EXERCISE GOAL:
Report back each line of the records that contains the string "JSON".

-.-.-

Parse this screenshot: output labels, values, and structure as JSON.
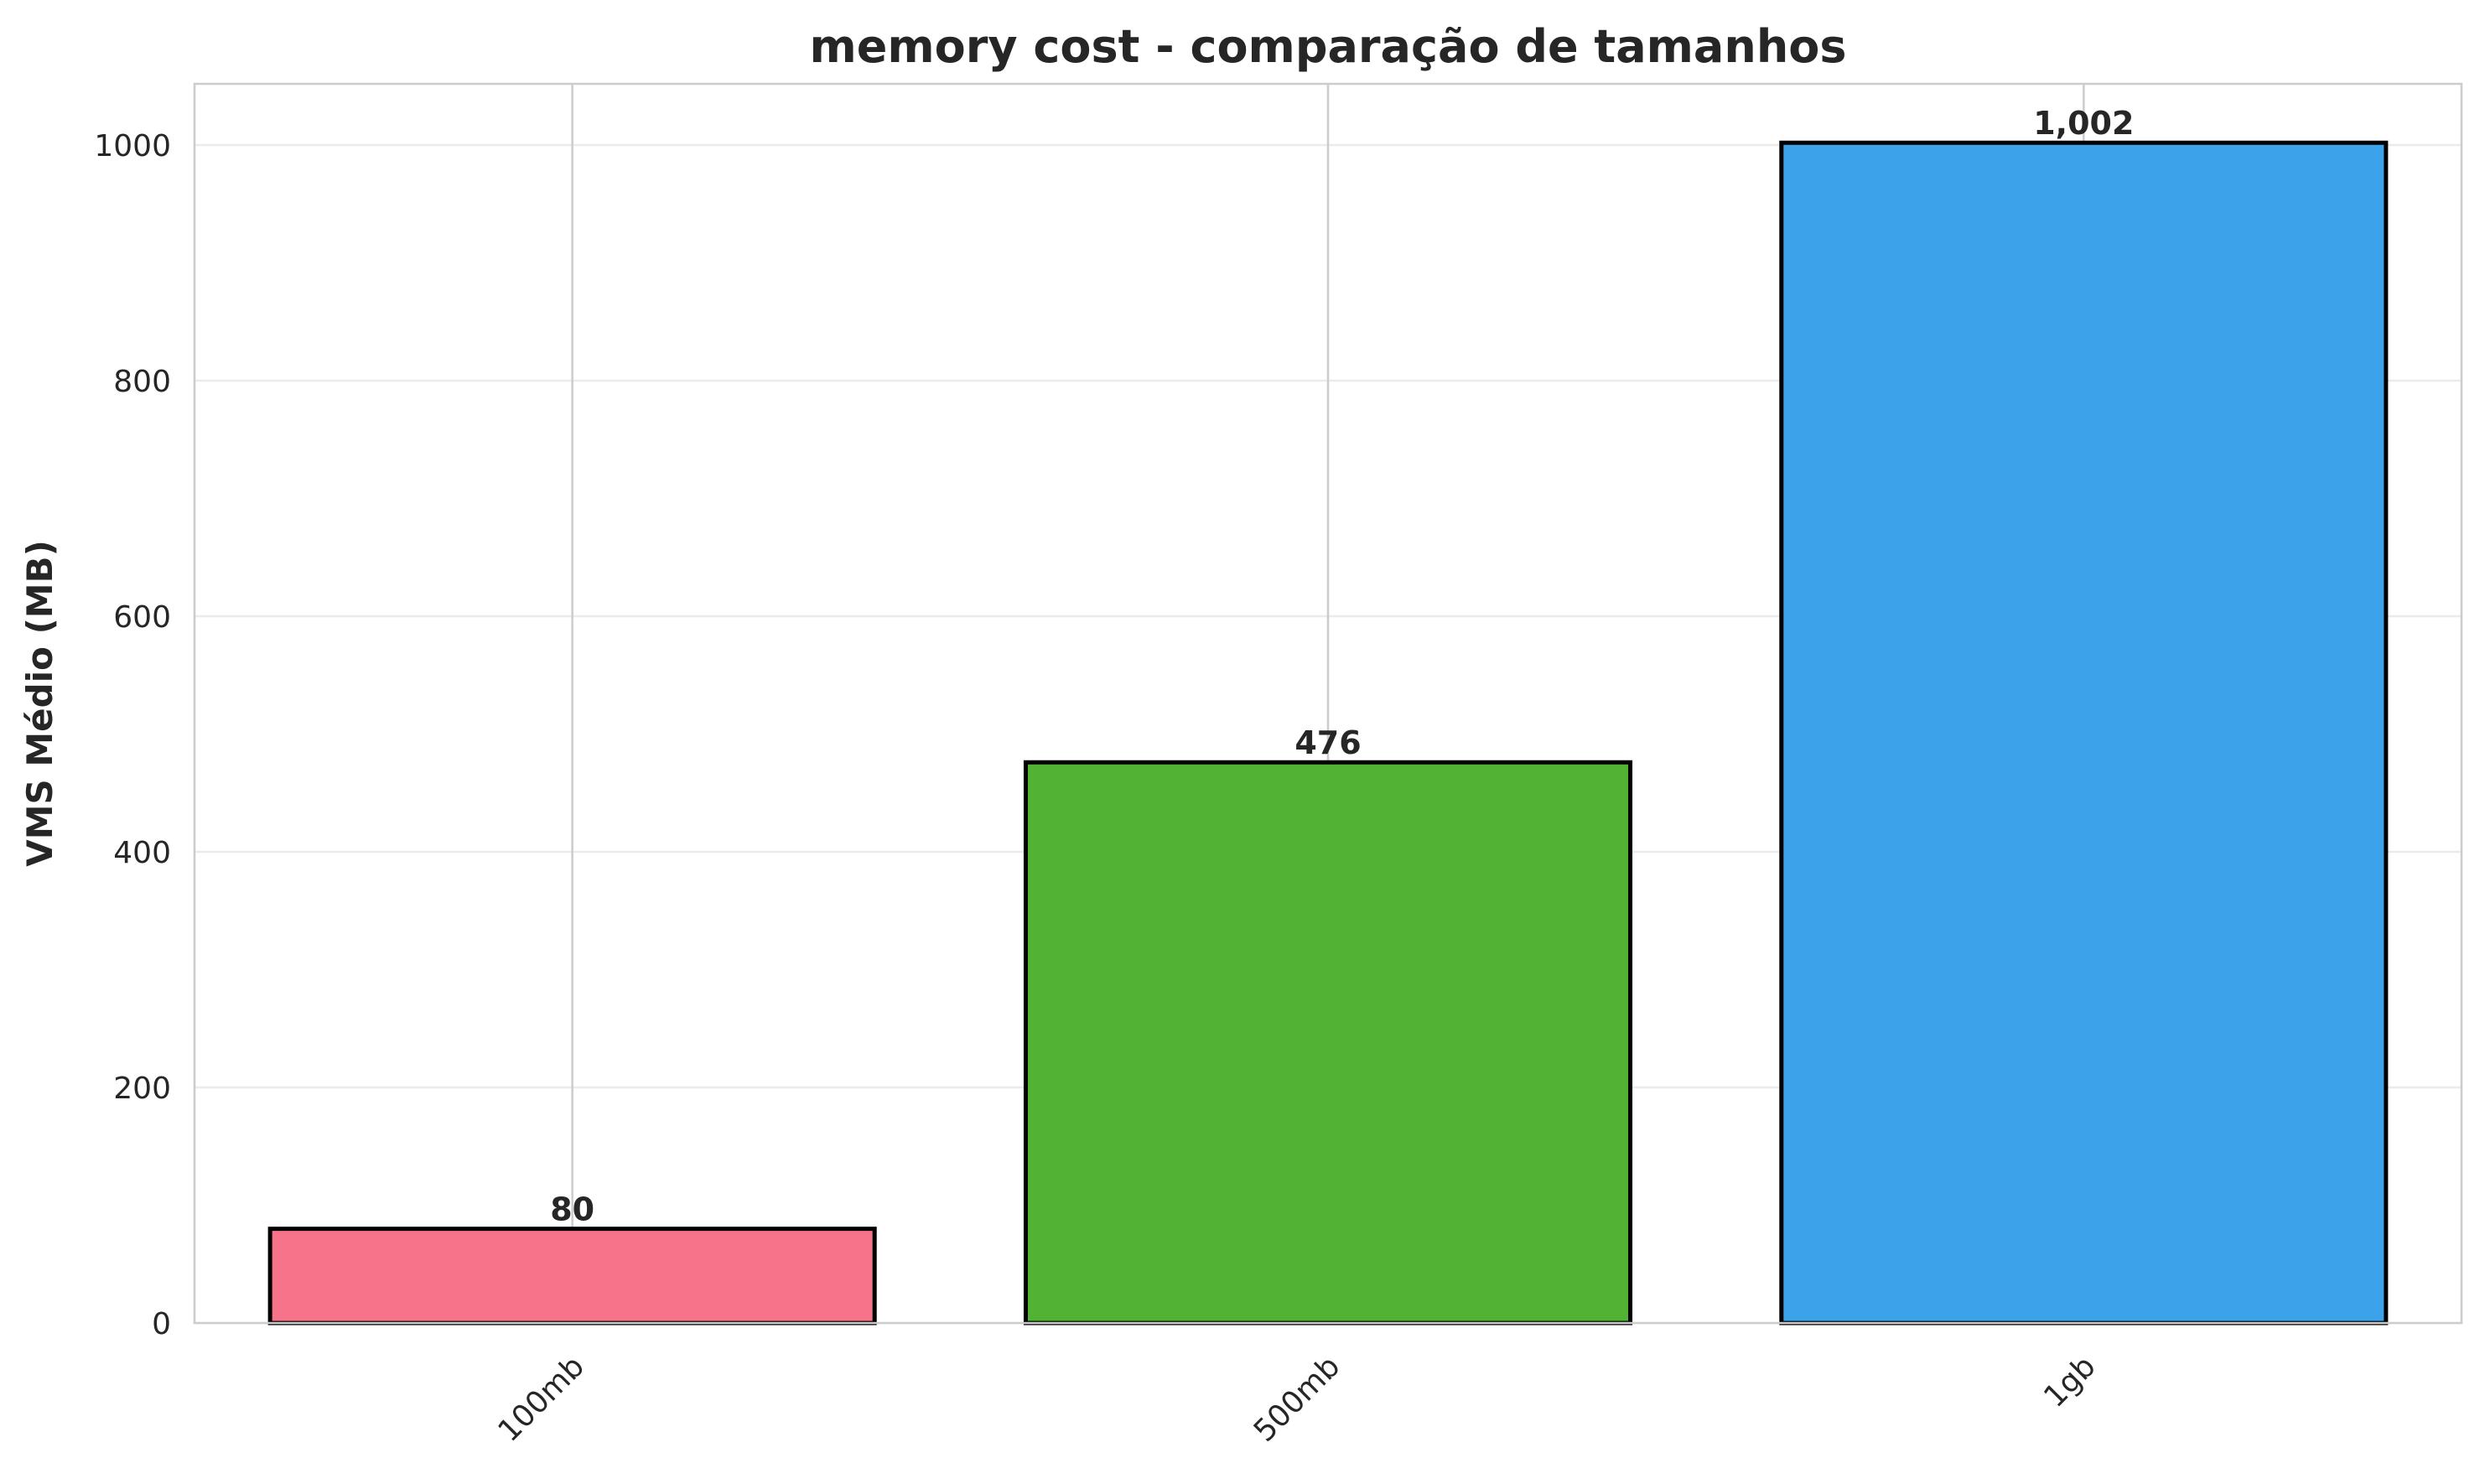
{
  "chart_data": {
    "type": "bar",
    "title": "memory cost - comparação de tamanhos",
    "xlabel": "",
    "ylabel": "VMS Médio (MB)",
    "categories": [
      "100mb",
      "500mb",
      "1gb"
    ],
    "values": [
      80,
      476,
      1002
    ],
    "value_labels": [
      "80",
      "476",
      "1,002"
    ],
    "colors": [
      "#f7738a",
      "#51b233",
      "#3ca2ea"
    ],
    "ylim": [
      0,
      1052
    ],
    "yticks": [
      0,
      200,
      400,
      600,
      800,
      1000
    ],
    "ytick_labels": [
      "0",
      "200",
      "400",
      "600",
      "800",
      "1000"
    ],
    "grid": true,
    "legend": "none"
  }
}
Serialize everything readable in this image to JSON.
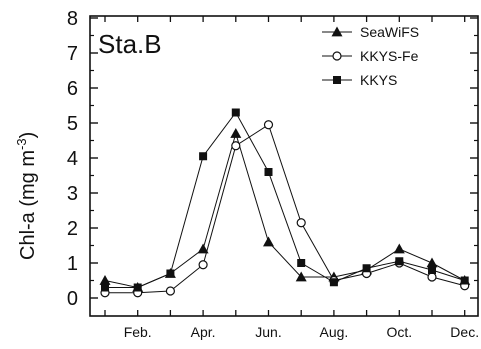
{
  "chart_data": {
    "type": "line",
    "title": "Sta.B",
    "ylabel": "Chl-a (mg m",
    "ylabel_sup": "-3",
    "ylabel_close": ")",
    "xlabel": "",
    "ylim": [
      0,
      8
    ],
    "y_ticks": [
      "0",
      "1",
      "2",
      "3",
      "4",
      "5",
      "6",
      "7",
      "8"
    ],
    "x_tick_labels": [
      "Feb.",
      "Apr.",
      "Jun.",
      "Aug.",
      "Oct.",
      "Dec."
    ],
    "x_tick_values": [
      2,
      4,
      6,
      8,
      10,
      12
    ],
    "xlim": [
      0.5,
      12.5
    ],
    "legend_position": "top-right",
    "series": [
      {
        "name": "SeaWiFS",
        "marker": "triangle",
        "x": [
          1,
          2,
          3,
          4,
          5,
          6,
          7,
          8,
          9,
          10,
          11,
          12
        ],
        "values": [
          0.5,
          0.3,
          0.7,
          1.4,
          4.7,
          1.6,
          0.6,
          0.6,
          0.8,
          1.4,
          1.0,
          0.5
        ]
      },
      {
        "name": "KKYS-Fe",
        "marker": "open-circle",
        "x": [
          1,
          2,
          3,
          4,
          5,
          6,
          7,
          8,
          9,
          10,
          11,
          12
        ],
        "values": [
          0.15,
          0.15,
          0.2,
          0.95,
          4.35,
          4.95,
          2.15,
          0.5,
          0.7,
          1.0,
          0.6,
          0.35
        ]
      },
      {
        "name": "KKYS",
        "marker": "filled-square",
        "x": [
          1,
          2,
          3,
          4,
          5,
          6,
          7,
          8,
          9,
          10,
          11,
          12
        ],
        "values": [
          0.3,
          0.3,
          0.7,
          4.05,
          5.3,
          3.6,
          1.0,
          0.45,
          0.85,
          1.05,
          0.8,
          0.5
        ]
      }
    ]
  }
}
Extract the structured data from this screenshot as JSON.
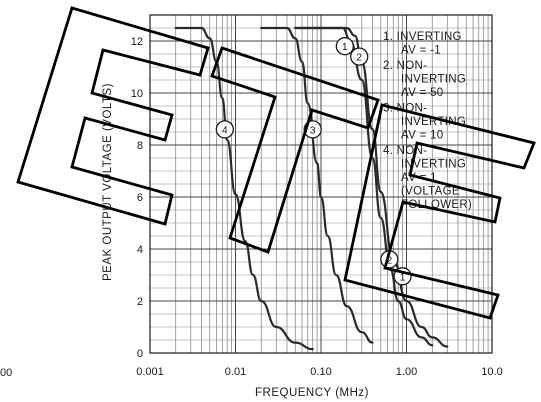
{
  "chart_data": {
    "type": "line",
    "xlabel": "FREQUENCY (MHz)",
    "ylabel": "PEAK OUTPUT VOLTAGE (VOLTS)",
    "x_scale": "log",
    "xlim": [
      0.001,
      10.0
    ],
    "ylim": [
      0,
      13
    ],
    "grid": true,
    "x_ticks": [
      {
        "value": 0.001,
        "label": "0.001"
      },
      {
        "value": 0.01,
        "label": "0.01"
      },
      {
        "value": 0.1,
        "label": "0.10"
      },
      {
        "value": 1.0,
        "label": "1.00"
      },
      {
        "value": 10.0,
        "label": "10.0"
      }
    ],
    "y_ticks": [
      0,
      2,
      4,
      6,
      8,
      10,
      12
    ],
    "legend_placement": "right",
    "legend": [
      {
        "marker": "1",
        "lines": [
          "INVERTING",
          "AV = -1"
        ]
      },
      {
        "marker": "2",
        "lines": [
          "NON-",
          "INVERTING",
          "AV = 50"
        ]
      },
      {
        "marker": "3",
        "lines": [
          "NON-",
          "INVERTING",
          "AV = 10"
        ]
      },
      {
        "marker": "4",
        "lines": [
          "NON-",
          "INVERTING",
          "AV = 1",
          "(VOLTAGE",
          "FOLLOWER)"
        ]
      }
    ],
    "series": [
      {
        "marker": "1",
        "points": [
          [
            0.05,
            12.5
          ],
          [
            0.2,
            12.5
          ],
          [
            0.25,
            12.2
          ],
          [
            0.3,
            11.2
          ],
          [
            0.4,
            8.6
          ],
          [
            0.5,
            6.2
          ],
          [
            0.7,
            3.6
          ],
          [
            1.0,
            2.0
          ],
          [
            1.5,
            1.0
          ],
          [
            2.0,
            0.6
          ],
          [
            3.0,
            0.25
          ]
        ],
        "labels": [
          [
            0.19,
            11.8
          ],
          [
            0.9,
            2.95
          ]
        ]
      },
      {
        "marker": "2",
        "points": [
          [
            0.05,
            12.5
          ],
          [
            0.18,
            12.5
          ],
          [
            0.22,
            12.0
          ],
          [
            0.3,
            10.5
          ],
          [
            0.4,
            7.5
          ],
          [
            0.5,
            5.2
          ],
          [
            0.65,
            3.2
          ],
          [
            0.8,
            2.0
          ],
          [
            1.0,
            1.3
          ],
          [
            1.5,
            0.6
          ],
          [
            2.0,
            0.3
          ]
        ],
        "labels": [
          [
            0.28,
            11.4
          ],
          [
            0.63,
            3.6
          ]
        ]
      },
      {
        "marker": "3",
        "points": [
          [
            0.02,
            12.5
          ],
          [
            0.04,
            12.5
          ],
          [
            0.05,
            12.1
          ],
          [
            0.06,
            11.2
          ],
          [
            0.07,
            9.6
          ],
          [
            0.09,
            7.3
          ],
          [
            0.1,
            6.0
          ],
          [
            0.12,
            4.5
          ],
          [
            0.15,
            3.0
          ],
          [
            0.2,
            1.8
          ],
          [
            0.3,
            0.8
          ],
          [
            0.4,
            0.4
          ]
        ],
        "labels": [
          [
            0.08,
            8.6
          ]
        ]
      },
      {
        "marker": "4",
        "points": [
          [
            0.002,
            12.5
          ],
          [
            0.004,
            12.5
          ],
          [
            0.005,
            12.1
          ],
          [
            0.006,
            11.2
          ],
          [
            0.007,
            9.8
          ],
          [
            0.008,
            8.2
          ],
          [
            0.01,
            6.1
          ],
          [
            0.013,
            4.3
          ],
          [
            0.016,
            3.0
          ],
          [
            0.02,
            2.0
          ],
          [
            0.03,
            1.0
          ],
          [
            0.05,
            0.4
          ],
          [
            0.08,
            0.15
          ]
        ],
        "labels": [
          [
            0.0075,
            8.6
          ]
        ]
      }
    ],
    "overlay_logo": "large outlined letters E T E drawn over the chart",
    "cropped_tick_fragment": "00"
  }
}
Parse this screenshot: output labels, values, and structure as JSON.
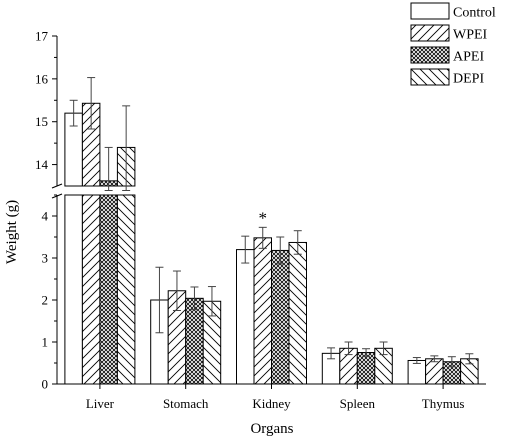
{
  "chart_data": {
    "type": "bar",
    "title": "",
    "xlabel": "Organs",
    "ylabel": "Weight (g)",
    "y_axis_break": true,
    "ylim_lower": [
      0,
      4.5
    ],
    "ylim_upper": [
      13.5,
      17
    ],
    "yticks_lower": [
      "0",
      "1",
      "2",
      "3",
      "4"
    ],
    "yticks_upper": [
      "14",
      "15",
      "16",
      "17"
    ],
    "categories": [
      "Liver",
      "Stomach",
      "Kidney",
      "Spleen",
      "Thymus"
    ],
    "series": [
      {
        "name": "Control",
        "pattern": "plain",
        "values": [
          15.2,
          2.0,
          3.2,
          0.73,
          0.56
        ],
        "errors": [
          0.3,
          0.78,
          0.32,
          0.13,
          0.07
        ]
      },
      {
        "name": "WPEI",
        "pattern": "forward-hatch",
        "values": [
          15.43,
          2.22,
          3.48,
          0.85,
          0.6
        ],
        "errors": [
          0.6,
          0.47,
          0.25,
          0.15,
          0.07
        ]
      },
      {
        "name": "APEI",
        "pattern": "crosshatch",
        "values": [
          13.62,
          2.04,
          3.18,
          0.75,
          0.53
        ],
        "errors": [
          0.78,
          0.27,
          0.32,
          0.09,
          0.12
        ]
      },
      {
        "name": "DEPI",
        "pattern": "back-hatch",
        "values": [
          14.4,
          1.97,
          3.37,
          0.85,
          0.6
        ],
        "errors": [
          0.97,
          0.35,
          0.28,
          0.15,
          0.12
        ]
      }
    ],
    "annotations": [
      {
        "category": "Kidney",
        "series": "WPEI",
        "text": "*"
      }
    ],
    "legend": "top-right",
    "grid": false
  }
}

-.-.-

ANSWER FOR THIS EXERCISE:
Parse this screenshot: output labels, values, and structure as JSON.
Serialize everything readable in this image to JSON.
Extract the structured data from this screenshot as JSON.
Parse this screenshot: output labels, values, and structure as JSON.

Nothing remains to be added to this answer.